* WHAT THE TASK REQUIRES: Copy every line of the following data that includes the string "kunnen".

Start of INFORMATION PROVIDED

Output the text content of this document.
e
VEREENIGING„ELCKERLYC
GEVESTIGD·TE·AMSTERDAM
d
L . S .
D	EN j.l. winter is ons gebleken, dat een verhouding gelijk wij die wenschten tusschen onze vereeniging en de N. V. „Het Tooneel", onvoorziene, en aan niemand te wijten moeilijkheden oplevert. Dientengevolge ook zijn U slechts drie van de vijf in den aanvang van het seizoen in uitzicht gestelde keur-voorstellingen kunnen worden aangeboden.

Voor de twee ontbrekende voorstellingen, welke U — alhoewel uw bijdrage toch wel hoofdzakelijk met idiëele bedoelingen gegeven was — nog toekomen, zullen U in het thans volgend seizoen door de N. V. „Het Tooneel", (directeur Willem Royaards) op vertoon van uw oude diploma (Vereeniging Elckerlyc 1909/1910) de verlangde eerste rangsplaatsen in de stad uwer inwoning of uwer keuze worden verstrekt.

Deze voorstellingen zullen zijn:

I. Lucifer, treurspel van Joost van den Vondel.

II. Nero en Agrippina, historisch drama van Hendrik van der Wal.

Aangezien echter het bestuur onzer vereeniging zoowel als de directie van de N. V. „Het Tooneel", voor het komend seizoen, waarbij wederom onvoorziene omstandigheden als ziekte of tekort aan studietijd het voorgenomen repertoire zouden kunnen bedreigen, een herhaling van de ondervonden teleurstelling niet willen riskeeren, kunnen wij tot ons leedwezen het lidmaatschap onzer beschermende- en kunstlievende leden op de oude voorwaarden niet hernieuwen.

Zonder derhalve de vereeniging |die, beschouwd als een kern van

End of INFORMATION PROVIDED

* TASK RESULT:
D	EN j.l. winter is ons gebleken, dat een verhouding gelijk wij die wenschten tusschen onze vereeniging en de N. V. „Het Tooneel", onvoorziene, en aan niemand te wijten moeilijkheden oplevert. Dientengevolge ook zijn U slechts drie van de vijf in den aanvang van het seizoen in uitzicht gestelde keur-voorstellingen kunnen worden aangeboden.
Aangezien echter het bestuur onzer vereeniging zoowel als de directie van de N. V. „Het Tooneel", voor het komend seizoen, waarbij wederom onvoorziene omstandigheden als ziekte of tekort aan studietijd het voorgenomen repertoire zouden kunnen bedreigen, een herhaling van de ondervonden teleurstelling niet willen riskeeren, kunnen wij tot ons leedwezen het lidmaatschap onzer beschermende- en kunstlievende leden op de oude voorwaarden niet hernieuwen.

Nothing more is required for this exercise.